EXERCISE TASK:
Your task is to reproduce the material exactly.

DATA LINES:
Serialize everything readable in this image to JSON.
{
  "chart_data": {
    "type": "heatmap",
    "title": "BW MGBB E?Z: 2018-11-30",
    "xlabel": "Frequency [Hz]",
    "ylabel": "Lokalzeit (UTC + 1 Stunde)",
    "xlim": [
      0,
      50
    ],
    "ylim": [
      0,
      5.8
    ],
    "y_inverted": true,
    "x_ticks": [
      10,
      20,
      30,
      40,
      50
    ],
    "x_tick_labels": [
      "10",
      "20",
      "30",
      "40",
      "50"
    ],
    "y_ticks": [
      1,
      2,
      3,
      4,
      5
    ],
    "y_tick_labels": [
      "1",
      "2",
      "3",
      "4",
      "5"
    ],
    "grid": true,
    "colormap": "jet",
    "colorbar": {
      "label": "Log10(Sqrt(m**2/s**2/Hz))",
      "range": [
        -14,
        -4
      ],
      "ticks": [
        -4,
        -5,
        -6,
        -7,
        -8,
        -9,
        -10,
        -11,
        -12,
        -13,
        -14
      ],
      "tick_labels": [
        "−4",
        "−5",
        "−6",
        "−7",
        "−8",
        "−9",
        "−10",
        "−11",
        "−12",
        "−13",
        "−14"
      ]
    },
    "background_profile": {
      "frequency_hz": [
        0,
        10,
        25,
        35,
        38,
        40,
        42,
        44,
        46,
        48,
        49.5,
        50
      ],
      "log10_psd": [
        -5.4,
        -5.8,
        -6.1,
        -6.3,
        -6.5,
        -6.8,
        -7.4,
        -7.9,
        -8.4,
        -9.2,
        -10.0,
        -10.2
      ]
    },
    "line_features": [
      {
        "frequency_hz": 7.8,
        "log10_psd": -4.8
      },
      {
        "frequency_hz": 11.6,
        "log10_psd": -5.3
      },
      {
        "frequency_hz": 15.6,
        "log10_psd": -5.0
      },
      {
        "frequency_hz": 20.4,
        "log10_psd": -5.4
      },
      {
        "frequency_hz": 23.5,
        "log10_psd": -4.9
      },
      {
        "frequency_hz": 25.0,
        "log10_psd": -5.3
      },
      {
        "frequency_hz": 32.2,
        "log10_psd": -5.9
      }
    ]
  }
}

REPLY:
Serialize everything readable in this image to JSON.
{
  "chart_data": {
    "type": "heatmap",
    "title": "BW MGBB E?Z: 2018-11-30",
    "xlabel": "Frequency [Hz]",
    "ylabel": "Lokalzeit (UTC + 1 Stunde)",
    "xlim": [
      0,
      50
    ],
    "ylim": [
      0,
      5.8
    ],
    "y_inverted": true,
    "x_ticks": [
      10,
      20,
      30,
      40,
      50
    ],
    "x_tick_labels": [
      "10",
      "20",
      "30",
      "40",
      "50"
    ],
    "y_ticks": [
      1,
      2,
      3,
      4,
      5
    ],
    "y_tick_labels": [
      "1",
      "2",
      "3",
      "4",
      "5"
    ],
    "grid": true,
    "colormap": "jet",
    "colorbar": {
      "label": "Log10(Sqrt(m**2/s**2/Hz))",
      "range": [
        -14,
        -4
      ],
      "ticks": [
        -4,
        -5,
        -6,
        -7,
        -8,
        -9,
        -10,
        -11,
        -12,
        -13,
        -14
      ],
      "tick_labels": [
        "−4",
        "−5",
        "−6",
        "−7",
        "−8",
        "−9",
        "−10",
        "−11",
        "−12",
        "−13",
        "−14"
      ]
    },
    "background_profile": {
      "frequency_hz": [
        0,
        10,
        25,
        35,
        38,
        40,
        42,
        44,
        46,
        48,
        49.5,
        50
      ],
      "log10_psd": [
        -5.4,
        -5.8,
        -6.1,
        -6.3,
        -6.5,
        -6.8,
        -7.4,
        -7.9,
        -8.4,
        -9.2,
        -10.0,
        -10.2
      ]
    },
    "line_features": [
      {
        "frequency_hz": 7.8,
        "log10_psd": -4.8
      },
      {
        "frequency_hz": 11.6,
        "log10_psd": -5.3
      },
      {
        "frequency_hz": 15.6,
        "log10_psd": -5.0
      },
      {
        "frequency_hz": 20.4,
        "log10_psd": -5.4
      },
      {
        "frequency_hz": 23.5,
        "log10_psd": -4.9
      },
      {
        "frequency_hz": 25.0,
        "log10_psd": -5.3
      },
      {
        "frequency_hz": 32.2,
        "log10_psd": -5.9
      }
    ]
  }
}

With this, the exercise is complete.